== Raw data
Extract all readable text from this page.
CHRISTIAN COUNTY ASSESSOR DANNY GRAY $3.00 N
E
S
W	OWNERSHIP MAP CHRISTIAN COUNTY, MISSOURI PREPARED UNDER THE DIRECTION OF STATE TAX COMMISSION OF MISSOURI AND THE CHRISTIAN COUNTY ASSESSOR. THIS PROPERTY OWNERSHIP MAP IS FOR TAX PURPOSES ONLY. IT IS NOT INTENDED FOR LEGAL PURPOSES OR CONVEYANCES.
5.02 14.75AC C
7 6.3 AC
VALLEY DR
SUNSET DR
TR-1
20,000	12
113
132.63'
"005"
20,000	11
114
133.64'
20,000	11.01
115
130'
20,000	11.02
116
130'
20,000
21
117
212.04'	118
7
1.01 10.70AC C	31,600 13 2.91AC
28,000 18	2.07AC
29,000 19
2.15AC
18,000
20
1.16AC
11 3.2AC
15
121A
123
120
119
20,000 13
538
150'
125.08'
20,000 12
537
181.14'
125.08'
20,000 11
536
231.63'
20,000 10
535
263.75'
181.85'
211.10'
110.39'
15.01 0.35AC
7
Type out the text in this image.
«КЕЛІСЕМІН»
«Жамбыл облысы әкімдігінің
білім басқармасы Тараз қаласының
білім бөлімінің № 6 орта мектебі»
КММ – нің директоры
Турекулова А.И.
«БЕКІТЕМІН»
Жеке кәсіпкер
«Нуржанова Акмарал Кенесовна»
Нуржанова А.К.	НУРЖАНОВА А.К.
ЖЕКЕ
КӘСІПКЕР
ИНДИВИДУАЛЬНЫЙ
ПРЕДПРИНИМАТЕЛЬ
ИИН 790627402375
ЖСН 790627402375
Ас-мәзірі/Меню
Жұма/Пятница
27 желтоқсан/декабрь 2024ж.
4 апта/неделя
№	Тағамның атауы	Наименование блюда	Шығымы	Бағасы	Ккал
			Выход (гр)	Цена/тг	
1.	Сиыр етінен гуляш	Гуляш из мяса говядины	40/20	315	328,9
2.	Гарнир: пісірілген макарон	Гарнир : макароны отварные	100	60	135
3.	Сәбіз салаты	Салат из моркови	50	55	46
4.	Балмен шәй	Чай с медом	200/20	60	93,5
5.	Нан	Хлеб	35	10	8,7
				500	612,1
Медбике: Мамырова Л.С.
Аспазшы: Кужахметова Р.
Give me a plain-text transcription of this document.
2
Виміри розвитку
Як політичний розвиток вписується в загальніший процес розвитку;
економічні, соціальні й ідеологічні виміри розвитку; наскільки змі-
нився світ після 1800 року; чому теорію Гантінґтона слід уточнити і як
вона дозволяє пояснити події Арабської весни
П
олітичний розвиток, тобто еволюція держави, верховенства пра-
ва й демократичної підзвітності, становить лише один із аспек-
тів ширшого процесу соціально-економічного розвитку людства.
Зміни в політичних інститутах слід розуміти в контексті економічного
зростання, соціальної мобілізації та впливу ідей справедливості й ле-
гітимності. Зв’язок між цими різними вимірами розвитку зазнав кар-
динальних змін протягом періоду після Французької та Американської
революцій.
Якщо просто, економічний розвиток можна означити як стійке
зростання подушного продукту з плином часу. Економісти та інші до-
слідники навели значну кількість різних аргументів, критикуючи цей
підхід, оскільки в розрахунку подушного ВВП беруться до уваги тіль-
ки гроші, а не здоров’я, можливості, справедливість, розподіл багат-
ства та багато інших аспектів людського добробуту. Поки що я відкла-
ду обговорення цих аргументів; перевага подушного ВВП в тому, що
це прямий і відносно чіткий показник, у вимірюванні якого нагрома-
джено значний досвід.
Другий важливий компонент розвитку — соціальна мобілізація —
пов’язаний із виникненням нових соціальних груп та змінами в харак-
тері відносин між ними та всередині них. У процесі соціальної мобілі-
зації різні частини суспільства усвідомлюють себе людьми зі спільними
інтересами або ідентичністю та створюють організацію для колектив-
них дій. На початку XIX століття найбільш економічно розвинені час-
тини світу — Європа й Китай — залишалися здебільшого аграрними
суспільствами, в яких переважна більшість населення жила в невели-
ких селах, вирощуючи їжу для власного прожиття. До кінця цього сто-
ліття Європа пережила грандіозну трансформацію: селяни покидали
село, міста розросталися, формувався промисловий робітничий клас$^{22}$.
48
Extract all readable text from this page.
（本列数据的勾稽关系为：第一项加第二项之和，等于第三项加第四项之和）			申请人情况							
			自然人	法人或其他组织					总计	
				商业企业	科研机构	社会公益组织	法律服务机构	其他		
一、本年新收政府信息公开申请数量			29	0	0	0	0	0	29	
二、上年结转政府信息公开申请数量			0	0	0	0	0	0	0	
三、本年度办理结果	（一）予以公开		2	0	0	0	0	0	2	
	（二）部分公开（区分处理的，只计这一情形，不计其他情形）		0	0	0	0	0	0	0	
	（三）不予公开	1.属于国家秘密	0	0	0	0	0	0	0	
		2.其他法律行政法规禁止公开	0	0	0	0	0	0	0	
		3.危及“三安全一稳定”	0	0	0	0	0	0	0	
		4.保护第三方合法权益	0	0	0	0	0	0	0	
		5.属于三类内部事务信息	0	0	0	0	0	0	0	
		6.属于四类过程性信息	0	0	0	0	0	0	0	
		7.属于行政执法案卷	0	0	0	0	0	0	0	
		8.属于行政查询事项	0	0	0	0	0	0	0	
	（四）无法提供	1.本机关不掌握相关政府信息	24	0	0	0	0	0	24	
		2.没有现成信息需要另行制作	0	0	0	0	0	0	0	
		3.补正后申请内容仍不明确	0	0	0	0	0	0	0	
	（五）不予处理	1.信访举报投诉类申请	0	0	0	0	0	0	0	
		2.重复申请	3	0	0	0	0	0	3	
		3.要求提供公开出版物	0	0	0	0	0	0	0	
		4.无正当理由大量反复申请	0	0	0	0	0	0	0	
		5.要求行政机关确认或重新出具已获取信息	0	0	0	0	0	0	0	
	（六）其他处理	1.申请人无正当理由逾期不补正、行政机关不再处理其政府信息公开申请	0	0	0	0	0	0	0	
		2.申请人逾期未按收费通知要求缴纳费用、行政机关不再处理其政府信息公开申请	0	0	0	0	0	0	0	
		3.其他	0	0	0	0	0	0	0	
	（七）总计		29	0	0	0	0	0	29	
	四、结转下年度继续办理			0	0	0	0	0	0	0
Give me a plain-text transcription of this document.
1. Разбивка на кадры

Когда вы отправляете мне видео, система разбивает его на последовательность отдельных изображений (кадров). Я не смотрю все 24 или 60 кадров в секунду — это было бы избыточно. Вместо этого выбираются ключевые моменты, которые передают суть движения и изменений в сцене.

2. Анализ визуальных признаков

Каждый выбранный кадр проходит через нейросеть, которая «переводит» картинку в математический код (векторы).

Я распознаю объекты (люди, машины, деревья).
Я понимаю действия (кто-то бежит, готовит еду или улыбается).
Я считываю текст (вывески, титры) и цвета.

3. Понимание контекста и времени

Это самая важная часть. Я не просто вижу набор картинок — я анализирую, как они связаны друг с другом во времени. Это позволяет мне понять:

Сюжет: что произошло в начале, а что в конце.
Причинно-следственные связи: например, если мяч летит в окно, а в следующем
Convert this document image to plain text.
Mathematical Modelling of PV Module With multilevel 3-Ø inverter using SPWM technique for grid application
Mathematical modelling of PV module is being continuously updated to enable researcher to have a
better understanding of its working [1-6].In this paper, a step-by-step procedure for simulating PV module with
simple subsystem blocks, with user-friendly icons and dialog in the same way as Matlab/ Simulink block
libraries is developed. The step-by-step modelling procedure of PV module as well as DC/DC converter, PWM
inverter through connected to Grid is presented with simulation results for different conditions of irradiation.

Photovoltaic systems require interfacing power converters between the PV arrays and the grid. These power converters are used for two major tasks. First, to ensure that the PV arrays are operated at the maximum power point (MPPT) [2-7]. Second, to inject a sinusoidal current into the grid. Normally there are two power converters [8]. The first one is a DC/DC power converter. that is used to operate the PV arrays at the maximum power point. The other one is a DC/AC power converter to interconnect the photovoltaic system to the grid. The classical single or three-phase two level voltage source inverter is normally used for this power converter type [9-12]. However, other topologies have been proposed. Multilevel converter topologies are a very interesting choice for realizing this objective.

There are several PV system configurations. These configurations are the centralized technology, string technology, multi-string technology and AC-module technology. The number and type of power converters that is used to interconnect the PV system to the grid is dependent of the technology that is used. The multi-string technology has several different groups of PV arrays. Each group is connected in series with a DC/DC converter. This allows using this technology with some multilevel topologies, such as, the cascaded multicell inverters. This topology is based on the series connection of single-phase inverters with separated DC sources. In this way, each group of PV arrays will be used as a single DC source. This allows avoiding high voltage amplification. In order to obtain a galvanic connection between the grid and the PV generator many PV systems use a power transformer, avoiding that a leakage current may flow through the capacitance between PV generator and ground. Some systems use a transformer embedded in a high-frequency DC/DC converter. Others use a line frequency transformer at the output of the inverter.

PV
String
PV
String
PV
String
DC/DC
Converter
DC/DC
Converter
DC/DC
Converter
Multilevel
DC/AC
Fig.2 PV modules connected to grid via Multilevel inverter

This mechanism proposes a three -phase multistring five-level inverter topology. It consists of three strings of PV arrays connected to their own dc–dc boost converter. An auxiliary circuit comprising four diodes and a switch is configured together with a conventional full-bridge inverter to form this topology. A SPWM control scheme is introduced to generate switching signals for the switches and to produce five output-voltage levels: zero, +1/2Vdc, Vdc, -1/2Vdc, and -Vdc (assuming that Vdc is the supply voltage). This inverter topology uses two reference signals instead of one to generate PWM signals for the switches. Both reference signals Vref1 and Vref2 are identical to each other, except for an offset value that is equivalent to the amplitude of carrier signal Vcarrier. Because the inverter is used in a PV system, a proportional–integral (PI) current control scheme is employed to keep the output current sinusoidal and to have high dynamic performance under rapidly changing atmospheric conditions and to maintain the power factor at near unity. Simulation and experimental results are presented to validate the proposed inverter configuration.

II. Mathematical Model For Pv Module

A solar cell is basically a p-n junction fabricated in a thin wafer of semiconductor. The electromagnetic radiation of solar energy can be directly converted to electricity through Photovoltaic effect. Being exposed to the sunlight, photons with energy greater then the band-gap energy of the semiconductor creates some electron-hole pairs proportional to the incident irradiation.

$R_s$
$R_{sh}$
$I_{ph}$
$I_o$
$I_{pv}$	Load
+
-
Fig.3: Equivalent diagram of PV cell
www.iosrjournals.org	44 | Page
====
● **What you should do**: From the data, collect all lines where the string "Нуржанова" appears.

● **Reply to the task**:
«Нуржанова Акмарал Кенесовна»
Нуржанова А.К.	НУРЖАНОВА А.К.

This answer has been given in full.